Written request >>
Transcribe the material below exactly as it appears.

>> Start Extracted material

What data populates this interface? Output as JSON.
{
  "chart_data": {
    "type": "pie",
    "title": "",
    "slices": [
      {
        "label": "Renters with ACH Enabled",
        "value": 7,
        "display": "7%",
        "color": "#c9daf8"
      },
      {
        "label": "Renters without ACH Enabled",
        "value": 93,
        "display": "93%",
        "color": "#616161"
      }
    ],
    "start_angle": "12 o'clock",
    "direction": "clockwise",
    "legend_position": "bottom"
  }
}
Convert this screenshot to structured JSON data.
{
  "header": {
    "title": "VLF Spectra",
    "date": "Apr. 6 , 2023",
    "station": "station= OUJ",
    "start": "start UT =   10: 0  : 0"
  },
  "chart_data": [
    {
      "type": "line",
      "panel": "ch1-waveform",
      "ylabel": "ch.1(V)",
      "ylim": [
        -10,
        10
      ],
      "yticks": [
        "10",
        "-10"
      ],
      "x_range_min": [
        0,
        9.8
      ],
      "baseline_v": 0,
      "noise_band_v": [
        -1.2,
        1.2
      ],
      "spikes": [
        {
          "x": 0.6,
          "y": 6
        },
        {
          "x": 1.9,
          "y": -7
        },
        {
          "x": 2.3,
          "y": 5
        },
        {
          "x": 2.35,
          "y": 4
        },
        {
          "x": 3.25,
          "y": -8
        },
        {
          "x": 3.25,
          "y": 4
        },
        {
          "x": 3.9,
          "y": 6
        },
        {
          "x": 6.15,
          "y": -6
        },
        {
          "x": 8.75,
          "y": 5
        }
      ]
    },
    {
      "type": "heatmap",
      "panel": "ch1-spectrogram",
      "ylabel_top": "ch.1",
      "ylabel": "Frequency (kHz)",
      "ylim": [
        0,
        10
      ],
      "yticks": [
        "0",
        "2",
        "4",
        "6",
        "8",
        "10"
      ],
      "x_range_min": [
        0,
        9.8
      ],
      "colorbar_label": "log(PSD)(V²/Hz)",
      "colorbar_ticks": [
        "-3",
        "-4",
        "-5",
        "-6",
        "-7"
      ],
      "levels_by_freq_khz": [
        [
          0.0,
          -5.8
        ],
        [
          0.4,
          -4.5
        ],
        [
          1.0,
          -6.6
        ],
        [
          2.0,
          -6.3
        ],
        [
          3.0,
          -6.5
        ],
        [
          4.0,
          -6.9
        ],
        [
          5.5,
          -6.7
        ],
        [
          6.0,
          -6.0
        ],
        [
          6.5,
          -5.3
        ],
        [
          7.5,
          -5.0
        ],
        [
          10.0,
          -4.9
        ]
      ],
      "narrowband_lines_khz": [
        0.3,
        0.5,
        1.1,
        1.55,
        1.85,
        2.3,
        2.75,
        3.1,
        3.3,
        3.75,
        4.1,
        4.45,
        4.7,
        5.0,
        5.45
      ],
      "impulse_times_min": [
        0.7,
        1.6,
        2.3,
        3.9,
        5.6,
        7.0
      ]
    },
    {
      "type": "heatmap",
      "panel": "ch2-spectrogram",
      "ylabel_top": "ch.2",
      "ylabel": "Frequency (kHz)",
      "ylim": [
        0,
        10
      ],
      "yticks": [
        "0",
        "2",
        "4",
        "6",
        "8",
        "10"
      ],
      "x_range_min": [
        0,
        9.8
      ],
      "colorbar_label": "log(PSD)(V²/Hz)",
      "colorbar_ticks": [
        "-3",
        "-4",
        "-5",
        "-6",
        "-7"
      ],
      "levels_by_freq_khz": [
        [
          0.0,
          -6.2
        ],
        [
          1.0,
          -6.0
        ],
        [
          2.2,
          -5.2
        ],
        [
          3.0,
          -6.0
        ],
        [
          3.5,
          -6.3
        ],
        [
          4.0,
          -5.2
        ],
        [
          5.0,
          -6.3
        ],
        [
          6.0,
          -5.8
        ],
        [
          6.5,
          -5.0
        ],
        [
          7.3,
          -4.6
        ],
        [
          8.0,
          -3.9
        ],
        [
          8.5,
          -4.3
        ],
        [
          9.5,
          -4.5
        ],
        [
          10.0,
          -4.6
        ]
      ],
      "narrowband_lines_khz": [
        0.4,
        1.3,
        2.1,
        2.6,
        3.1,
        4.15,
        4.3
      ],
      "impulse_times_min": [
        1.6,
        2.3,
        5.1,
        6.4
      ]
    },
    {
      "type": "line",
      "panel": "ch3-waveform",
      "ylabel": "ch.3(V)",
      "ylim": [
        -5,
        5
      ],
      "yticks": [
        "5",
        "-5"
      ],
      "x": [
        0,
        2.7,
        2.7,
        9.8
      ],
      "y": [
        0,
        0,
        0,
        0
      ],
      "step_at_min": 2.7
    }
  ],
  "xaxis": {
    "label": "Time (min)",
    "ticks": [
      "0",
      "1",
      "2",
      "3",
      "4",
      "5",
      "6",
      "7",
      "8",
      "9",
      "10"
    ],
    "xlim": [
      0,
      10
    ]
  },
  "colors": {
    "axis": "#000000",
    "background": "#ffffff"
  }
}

>> End Extracted material

Response below >>
What data populates this interface? Output as JSON.
{
  "chart_data": {
    "type": "pie",
    "title": "",
    "slices": [
      {
        "label": "Renters with ACH Enabled",
        "value": 7,
        "display": "7%",
        "color": "#c9daf8"
      },
      {
        "label": "Renters without ACH Enabled",
        "value": 93,
        "display": "93%",
        "color": "#616161"
      }
    ],
    "start_angle": "12 o'clock",
    "direction": "clockwise",
    "legend_position": "bottom"
  }
}
Convert this screenshot to structured JSON data.
{
  "header": {
    "title": "VLF Spectra",
    "date": "Apr. 6 , 2023",
    "station": "station= OUJ",
    "start": "start UT =   10: 0  : 0"
  },
  "chart_data": [
    {
      "type": "line",
      "panel": "ch1-waveform",
      "ylabel": "ch.1(V)",
      "ylim": [
        -10,
        10
      ],
      "yticks": [
        "10",
        "-10"
      ],
      "x_range_min": [
        0,
        9.8
      ],
      "baseline_v": 0,
      "noise_band_v": [
        -1.2,
        1.2
      ],
      "spikes": [
        {
          "x": 0.6,
          "y": 6
        },
        {
          "x": 1.9,
          "y": -7
        },
        {
          "x": 2.3,
          "y": 5
        },
        {
          "x": 2.35,
          "y": 4
        },
        {
          "x": 3.25,
          "y": -8
        },
        {
          "x": 3.25,
          "y": 4
        },
        {
          "x": 3.9,
          "y": 6
        },
        {
          "x": 6.15,
          "y": -6
        },
        {
          "x": 8.75,
          "y": 5
        }
      ]
    },
    {
      "type": "heatmap",
      "panel": "ch1-spectrogram",
      "ylabel_top": "ch.1",
      "ylabel": "Frequency (kHz)",
      "ylim": [
        0,
        10
      ],
      "yticks": [
        "0",
        "2",
        "4",
        "6",
        "8",
        "10"
      ],
      "x_range_min": [
        0,
        9.8
      ],
      "colorbar_label": "log(PSD)(V²/Hz)",
      "colorbar_ticks": [
        "-3",
        "-4",
        "-5",
        "-6",
        "-7"
      ],
      "levels_by_freq_khz": [
        [
          0.0,
          -5.8
        ],
        [
          0.4,
          -4.5
        ],
        [
          1.0,
          -6.6
        ],
        [
          2.0,
          -6.3
        ],
        [
          3.0,
          -6.5
        ],
        [
          4.0,
          -6.9
        ],
        [
          5.5,
          -6.7
        ],
        [
          6.0,
          -6.0
        ],
        [
          6.5,
          -5.3
        ],
        [
          7.5,
          -5.0
        ],
        [
          10.0,
          -4.9
        ]
      ],
      "narrowband_lines_khz": [
        0.3,
        0.5,
        1.1,
        1.55,
        1.85,
        2.3,
        2.75,
        3.1,
        3.3,
        3.75,
        4.1,
        4.45,
        4.7,
        5.0,
        5.45
      ],
      "impulse_times_min": [
        0.7,
        1.6,
        2.3,
        3.9,
        5.6,
        7.0
      ]
    },
    {
      "type": "heatmap",
      "panel": "ch2-spectrogram",
      "ylabel_top": "ch.2",
      "ylabel": "Frequency (kHz)",
      "ylim": [
        0,
        10
      ],
      "yticks": [
        "0",
        "2",
        "4",
        "6",
        "8",
        "10"
      ],
      "x_range_min": [
        0,
        9.8
      ],
      "colorbar_label": "log(PSD)(V²/Hz)",
      "colorbar_ticks": [
        "-3",
        "-4",
        "-5",
        "-6",
        "-7"
      ],
      "levels_by_freq_khz": [
        [
          0.0,
          -6.2
        ],
        [
          1.0,
          -6.0
        ],
        [
          2.2,
          -5.2
        ],
        [
          3.0,
          -6.0
        ],
        [
          3.5,
          -6.3
        ],
        [
          4.0,
          -5.2
        ],
        [
          5.0,
          -6.3
        ],
        [
          6.0,
          -5.8
        ],
        [
          6.5,
          -5.0
        ],
        [
          7.3,
          -4.6
        ],
        [
          8.0,
          -3.9
        ],
        [
          8.5,
          -4.3
        ],
        [
          9.5,
          -4.5
        ],
        [
          10.0,
          -4.6
        ]
      ],
      "narrowband_lines_khz": [
        0.4,
        1.3,
        2.1,
        2.6,
        3.1,
        4.15,
        4.3
      ],
      "impulse_times_min": [
        1.6,
        2.3,
        5.1,
        6.4
      ]
    },
    {
      "type": "line",
      "panel": "ch3-waveform",
      "ylabel": "ch.3(V)",
      "ylim": [
        -5,
        5
      ],
      "yticks": [
        "5",
        "-5"
      ],
      "x": [
        0,
        2.7,
        2.7,
        9.8
      ],
      "y": [
        0,
        0,
        0,
        0
      ],
      "step_at_min": 2.7
    }
  ],
  "xaxis": {
    "label": "Time (min)",
    "ticks": [
      "0",
      "1",
      "2",
      "3",
      "4",
      "5",
      "6",
      "7",
      "8",
      "9",
      "10"
    ],
    "xlim": [
      0,
      10
    ]
  },
  "colors": {
    "axis": "#000000",
    "background": "#ffffff"
  }
}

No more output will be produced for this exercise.